Keep only the lines of the data below that contain "Staatsangehörigkeit", and copy them.

===== RECORDS FOR THIS EXERCISE

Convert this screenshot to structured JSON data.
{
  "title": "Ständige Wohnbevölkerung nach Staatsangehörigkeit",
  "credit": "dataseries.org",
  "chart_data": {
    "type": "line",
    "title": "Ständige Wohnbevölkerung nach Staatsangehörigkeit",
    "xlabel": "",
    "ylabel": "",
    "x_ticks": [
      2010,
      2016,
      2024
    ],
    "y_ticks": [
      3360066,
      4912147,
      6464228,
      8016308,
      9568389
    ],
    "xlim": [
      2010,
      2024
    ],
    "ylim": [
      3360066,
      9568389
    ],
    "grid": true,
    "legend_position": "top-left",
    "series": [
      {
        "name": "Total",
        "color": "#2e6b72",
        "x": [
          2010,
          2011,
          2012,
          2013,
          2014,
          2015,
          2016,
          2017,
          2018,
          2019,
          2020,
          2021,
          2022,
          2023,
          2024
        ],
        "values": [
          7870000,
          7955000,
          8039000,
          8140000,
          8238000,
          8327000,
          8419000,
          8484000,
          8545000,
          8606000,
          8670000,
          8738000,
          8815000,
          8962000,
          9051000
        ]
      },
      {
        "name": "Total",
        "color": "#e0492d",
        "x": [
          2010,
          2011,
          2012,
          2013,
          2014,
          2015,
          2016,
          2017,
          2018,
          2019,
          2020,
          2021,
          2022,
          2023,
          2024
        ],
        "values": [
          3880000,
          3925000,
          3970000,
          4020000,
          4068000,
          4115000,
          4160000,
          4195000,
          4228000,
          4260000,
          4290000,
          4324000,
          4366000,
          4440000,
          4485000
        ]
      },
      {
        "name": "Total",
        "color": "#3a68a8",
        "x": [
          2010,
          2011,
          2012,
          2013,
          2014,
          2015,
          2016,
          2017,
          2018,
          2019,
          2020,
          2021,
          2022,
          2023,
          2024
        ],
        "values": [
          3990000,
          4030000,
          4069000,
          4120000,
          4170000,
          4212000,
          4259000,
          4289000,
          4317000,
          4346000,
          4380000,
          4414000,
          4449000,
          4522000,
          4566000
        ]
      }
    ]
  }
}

==========

**WRITTEN ANSWER**
  "title": "Ständige Wohnbevölkerung nach Staatsangehörigkeit",
    "title": "Ständige Wohnbevölkerung nach Staatsangehörigkeit",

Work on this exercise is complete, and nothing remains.